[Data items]
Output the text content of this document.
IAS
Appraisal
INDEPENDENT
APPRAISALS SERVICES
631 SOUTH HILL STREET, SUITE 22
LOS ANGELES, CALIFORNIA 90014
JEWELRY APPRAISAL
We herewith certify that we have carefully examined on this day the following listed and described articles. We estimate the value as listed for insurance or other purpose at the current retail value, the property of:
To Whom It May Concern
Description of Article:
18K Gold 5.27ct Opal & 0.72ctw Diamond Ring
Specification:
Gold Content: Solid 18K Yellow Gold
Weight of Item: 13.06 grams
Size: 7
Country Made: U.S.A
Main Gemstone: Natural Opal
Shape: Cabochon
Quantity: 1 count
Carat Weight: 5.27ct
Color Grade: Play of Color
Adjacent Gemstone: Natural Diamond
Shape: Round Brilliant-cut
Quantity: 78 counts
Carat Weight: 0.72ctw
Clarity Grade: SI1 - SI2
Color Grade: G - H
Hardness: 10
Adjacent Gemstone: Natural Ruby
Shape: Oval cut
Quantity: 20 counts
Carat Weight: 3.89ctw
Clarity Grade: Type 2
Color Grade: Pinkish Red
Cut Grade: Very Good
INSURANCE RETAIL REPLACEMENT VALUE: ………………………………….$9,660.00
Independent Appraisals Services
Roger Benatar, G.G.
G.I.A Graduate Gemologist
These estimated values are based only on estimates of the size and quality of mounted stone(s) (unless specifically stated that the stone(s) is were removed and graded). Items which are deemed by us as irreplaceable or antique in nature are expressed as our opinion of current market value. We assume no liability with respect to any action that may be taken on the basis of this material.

◆ Exercise aim
The records above should be duplicated in full, exactly as given.

◆ Response for this exercise
Output the text content of this document.
IAS
Appraisal
INDEPENDENT
APPRAISALS SERVICES
631 SOUTH HILL STREET, SUITE 22
LOS ANGELES, CALIFORNIA 90014
JEWELRY APPRAISAL
We herewith certify that we have carefully examined on this day the following listed and described articles. We estimate the value as listed for insurance or other purpose at the current retail value, the property of:
To Whom It May Concern
Description of Article:
18K Gold 5.27ct Opal & 0.72ctw Diamond Ring
Specification:
Gold Content: Solid 18K Yellow Gold
Weight of Item: 13.06 grams
Size: 7
Country Made: U.S.A
Main Gemstone: Natural Opal
Shape: Cabochon
Quantity: 1 count
Carat Weight: 5.27ct
Color Grade: Play of Color
Adjacent Gemstone: Natural Diamond
Shape: Round Brilliant-cut
Quantity: 78 counts
Carat Weight: 0.72ctw
Clarity Grade: SI1 - SI2
Color Grade: G - H
Hardness: 10
Adjacent Gemstone: Natural Ruby
Shape: Oval cut
Quantity: 20 counts
Carat Weight: 3.89ctw
Clarity Grade: Type 2
Color Grade: Pinkish Red
Cut Grade: Very Good
INSURANCE RETAIL REPLACEMENT VALUE: ………………………………….$9,660.00
Independent Appraisals Services
Roger Benatar, G.G.
G.I.A Graduate Gemologist
These estimated values are based only on estimates of the size and quality of mounted stone(s) (unless specifically stated that the stone(s) is were removed and graded). Items which are deemed by us as irreplaceable or antique in nature are expressed as our opinion of current market value. We assume no liability with respect to any action that may be taken on the basis of this material.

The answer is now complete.